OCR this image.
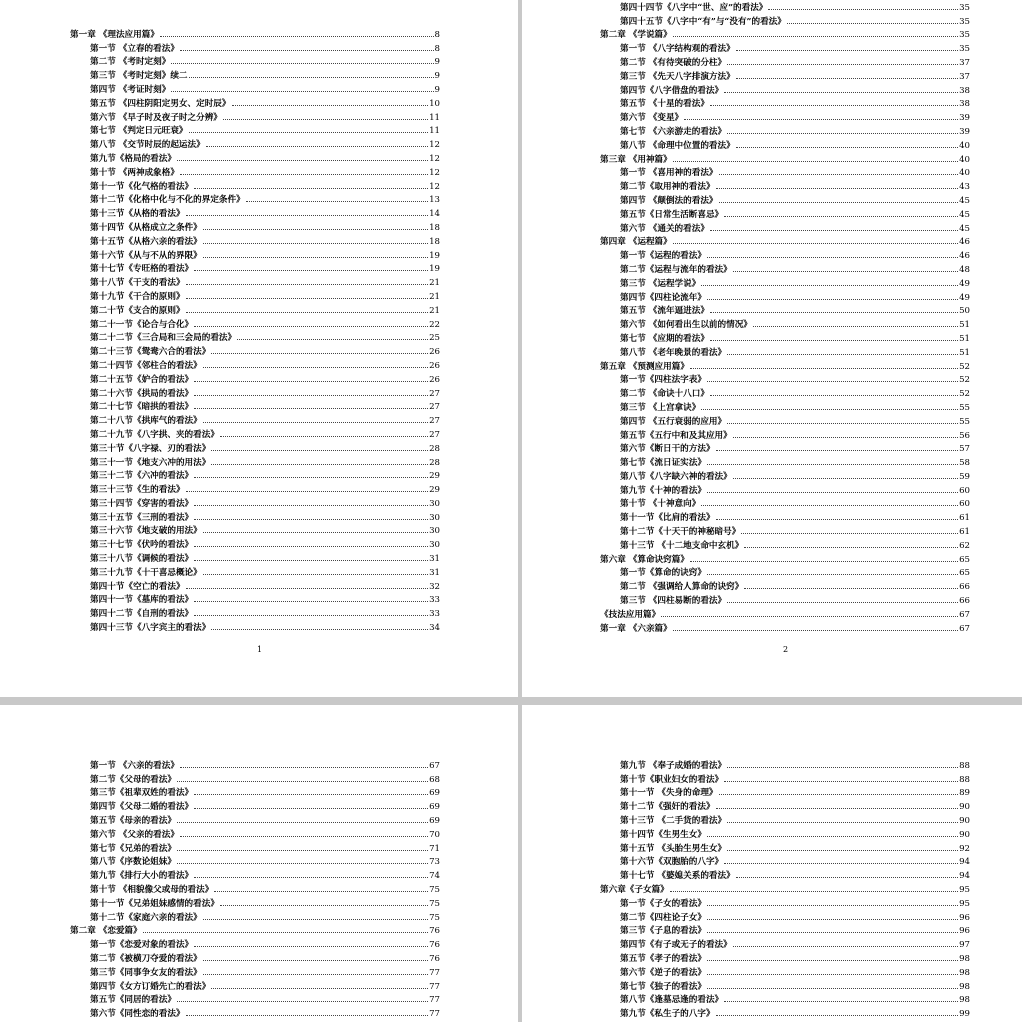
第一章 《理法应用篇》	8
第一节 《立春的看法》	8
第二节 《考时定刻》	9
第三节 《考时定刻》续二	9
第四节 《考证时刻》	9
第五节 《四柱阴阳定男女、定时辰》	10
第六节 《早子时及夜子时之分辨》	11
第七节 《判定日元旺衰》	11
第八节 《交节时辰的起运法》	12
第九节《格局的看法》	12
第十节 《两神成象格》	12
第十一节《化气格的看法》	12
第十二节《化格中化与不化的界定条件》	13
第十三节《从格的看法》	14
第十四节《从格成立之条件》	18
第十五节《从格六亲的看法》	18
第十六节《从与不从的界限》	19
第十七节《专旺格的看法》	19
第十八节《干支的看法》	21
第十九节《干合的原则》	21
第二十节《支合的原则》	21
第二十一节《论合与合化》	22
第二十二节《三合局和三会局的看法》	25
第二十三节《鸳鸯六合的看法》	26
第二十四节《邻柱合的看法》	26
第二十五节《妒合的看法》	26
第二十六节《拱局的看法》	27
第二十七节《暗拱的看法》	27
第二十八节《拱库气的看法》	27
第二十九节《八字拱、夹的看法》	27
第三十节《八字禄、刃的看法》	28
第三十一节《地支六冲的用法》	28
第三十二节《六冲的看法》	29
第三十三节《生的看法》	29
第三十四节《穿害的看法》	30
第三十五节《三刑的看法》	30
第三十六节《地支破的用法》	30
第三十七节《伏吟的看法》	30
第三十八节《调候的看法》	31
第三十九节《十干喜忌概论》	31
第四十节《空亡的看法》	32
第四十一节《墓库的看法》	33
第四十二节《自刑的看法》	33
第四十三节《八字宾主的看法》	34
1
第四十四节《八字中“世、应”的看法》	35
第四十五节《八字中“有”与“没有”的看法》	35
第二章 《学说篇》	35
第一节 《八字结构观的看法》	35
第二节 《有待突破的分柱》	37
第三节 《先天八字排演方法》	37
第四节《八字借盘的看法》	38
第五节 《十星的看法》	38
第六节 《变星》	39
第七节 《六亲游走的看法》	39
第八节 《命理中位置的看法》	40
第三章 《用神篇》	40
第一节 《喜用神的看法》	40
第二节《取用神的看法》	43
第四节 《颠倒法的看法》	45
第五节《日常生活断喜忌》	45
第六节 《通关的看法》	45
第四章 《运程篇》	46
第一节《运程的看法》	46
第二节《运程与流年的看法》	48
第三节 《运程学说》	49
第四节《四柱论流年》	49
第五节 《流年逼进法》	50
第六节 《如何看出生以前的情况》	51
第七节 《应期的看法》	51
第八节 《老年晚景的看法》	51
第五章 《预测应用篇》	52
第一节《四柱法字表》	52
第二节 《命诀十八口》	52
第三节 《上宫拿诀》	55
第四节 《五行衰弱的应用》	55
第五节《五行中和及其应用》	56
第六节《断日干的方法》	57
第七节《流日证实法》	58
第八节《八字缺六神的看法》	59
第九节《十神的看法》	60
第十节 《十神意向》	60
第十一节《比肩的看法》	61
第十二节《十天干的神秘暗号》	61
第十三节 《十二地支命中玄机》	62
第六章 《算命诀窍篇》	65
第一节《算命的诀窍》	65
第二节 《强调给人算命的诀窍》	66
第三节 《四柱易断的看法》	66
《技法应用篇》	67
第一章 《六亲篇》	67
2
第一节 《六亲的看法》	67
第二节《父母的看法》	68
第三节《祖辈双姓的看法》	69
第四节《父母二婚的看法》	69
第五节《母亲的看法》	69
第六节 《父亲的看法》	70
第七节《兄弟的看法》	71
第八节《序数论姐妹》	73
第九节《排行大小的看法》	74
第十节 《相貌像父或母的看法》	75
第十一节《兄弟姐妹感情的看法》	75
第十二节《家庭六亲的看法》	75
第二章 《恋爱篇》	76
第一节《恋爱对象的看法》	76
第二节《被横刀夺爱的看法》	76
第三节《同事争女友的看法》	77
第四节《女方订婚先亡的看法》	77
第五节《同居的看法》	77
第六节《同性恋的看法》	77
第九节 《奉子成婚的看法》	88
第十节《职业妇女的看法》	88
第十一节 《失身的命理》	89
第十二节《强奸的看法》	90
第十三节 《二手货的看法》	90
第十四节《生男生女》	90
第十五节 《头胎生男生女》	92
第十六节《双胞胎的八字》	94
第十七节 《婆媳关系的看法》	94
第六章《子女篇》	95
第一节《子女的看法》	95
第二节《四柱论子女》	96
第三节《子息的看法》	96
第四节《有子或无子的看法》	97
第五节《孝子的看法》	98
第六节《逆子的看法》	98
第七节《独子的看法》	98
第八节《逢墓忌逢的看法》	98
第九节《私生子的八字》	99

════════════════════

### YOUR OBJECTIVE
Print all of the entries word for word. Omit the pictures they contain.

### SOLUTION
OCR this image.
第一章 《理法应用篇》	8
第一节 《立春的看法》	8
第二节 《考时定刻》	9
第三节 《考时定刻》续二	9
第四节 《考证时刻》	9
第五节 《四柱阴阳定男女、定时辰》	10
第六节 《早子时及夜子时之分辨》	11
第七节 《判定日元旺衰》	11
第八节 《交节时辰的起运法》	12
第九节《格局的看法》	12
第十节 《两神成象格》	12
第十一节《化气格的看法》	12
第十二节《化格中化与不化的界定条件》	13
第十三节《从格的看法》	14
第十四节《从格成立之条件》	18
第十五节《从格六亲的看法》	18
第十六节《从与不从的界限》	19
第十七节《专旺格的看法》	19
第十八节《干支的看法》	21
第十九节《干合的原则》	21
第二十节《支合的原则》	21
第二十一节《论合与合化》	22
第二十二节《三合局和三会局的看法》	25
第二十三节《鸳鸯六合的看法》	26
第二十四节《邻柱合的看法》	26
第二十五节《妒合的看法》	26
第二十六节《拱局的看法》	27
第二十七节《暗拱的看法》	27
第二十八节《拱库气的看法》	27
第二十九节《八字拱、夹的看法》	27
第三十节《八字禄、刃的看法》	28
第三十一节《地支六冲的用法》	28
第三十二节《六冲的看法》	29
第三十三节《生的看法》	29
第三十四节《穿害的看法》	30
第三十五节《三刑的看法》	30
第三十六节《地支破的用法》	30
第三十七节《伏吟的看法》	30
第三十八节《调候的看法》	31
第三十九节《十干喜忌概论》	31
第四十节《空亡的看法》	32
第四十一节《墓库的看法》	33
第四十二节《自刑的看法》	33
第四十三节《八字宾主的看法》	34
1
第四十四节《八字中“世、应”的看法》	35
第四十五节《八字中“有”与“没有”的看法》	35
第二章 《学说篇》	35
第一节 《八字结构观的看法》	35
第二节 《有待突破的分柱》	37
第三节 《先天八字排演方法》	37
第四节《八字借盘的看法》	38
第五节 《十星的看法》	38
第六节 《变星》	39
第七节 《六亲游走的看法》	39
第八节 《命理中位置的看法》	40
第三章 《用神篇》	40
第一节 《喜用神的看法》	40
第二节《取用神的看法》	43
第四节 《颠倒法的看法》	45
第五节《日常生活断喜忌》	45
第六节 《通关的看法》	45
第四章 《运程篇》	46
第一节《运程的看法》	46
第二节《运程与流年的看法》	48
第三节 《运程学说》	49
第四节《四柱论流年》	49
第五节 《流年逼进法》	50
第六节 《如何看出生以前的情况》	51
第七节 《应期的看法》	51
第八节 《老年晚景的看法》	51
第五章 《预测应用篇》	52
第一节《四柱法字表》	52
第二节 《命诀十八口》	52
第三节 《上宫拿诀》	55
第四节 《五行衰弱的应用》	55
第五节《五行中和及其应用》	56
第六节《断日干的方法》	57
第七节《流日证实法》	58
第八节《八字缺六神的看法》	59
第九节《十神的看法》	60
第十节 《十神意向》	60
第十一节《比肩的看法》	61
第十二节《十天干的神秘暗号》	61
第十三节 《十二地支命中玄机》	62
第六章 《算命诀窍篇》	65
第一节《算命的诀窍》	65
第二节 《强调给人算命的诀窍》	66
第三节 《四柱易断的看法》	66
《技法应用篇》	67
第一章 《六亲篇》	67
2
第一节 《六亲的看法》	67
第二节《父母的看法》	68
第三节《祖辈双姓的看法》	69
第四节《父母二婚的看法》	69
第五节《母亲的看法》	69
第六节 《父亲的看法》	70
第七节《兄弟的看法》	71
第八节《序数论姐妹》	73
第九节《排行大小的看法》	74
第十节 《相貌像父或母的看法》	75
第十一节《兄弟姐妹感情的看法》	75
第十二节《家庭六亲的看法》	75
第二章 《恋爱篇》	76
第一节《恋爱对象的看法》	76
第二节《被横刀夺爱的看法》	76
第三节《同事争女友的看法》	77
第四节《女方订婚先亡的看法》	77
第五节《同居的看法》	77
第六节《同性恋的看法》	77
第九节 《奉子成婚的看法》	88
第十节《职业妇女的看法》	88
第十一节 《失身的命理》	89
第十二节《强奸的看法》	90
第十三节 《二手货的看法》	90
第十四节《生男生女》	90
第十五节 《头胎生男生女》	92
第十六节《双胞胎的八字》	94
第十七节 《婆媳关系的看法》	94
第六章《子女篇》	95
第一节《子女的看法》	95
第二节《四柱论子女》	96
第三节《子息的看法》	96
第四节《有子或无子的看法》	97
第五节《孝子的看法》	98
第六节《逆子的看法》	98
第七节《独子的看法》	98
第八节《逢墓忌逢的看法》	98
第九节《私生子的八字》	99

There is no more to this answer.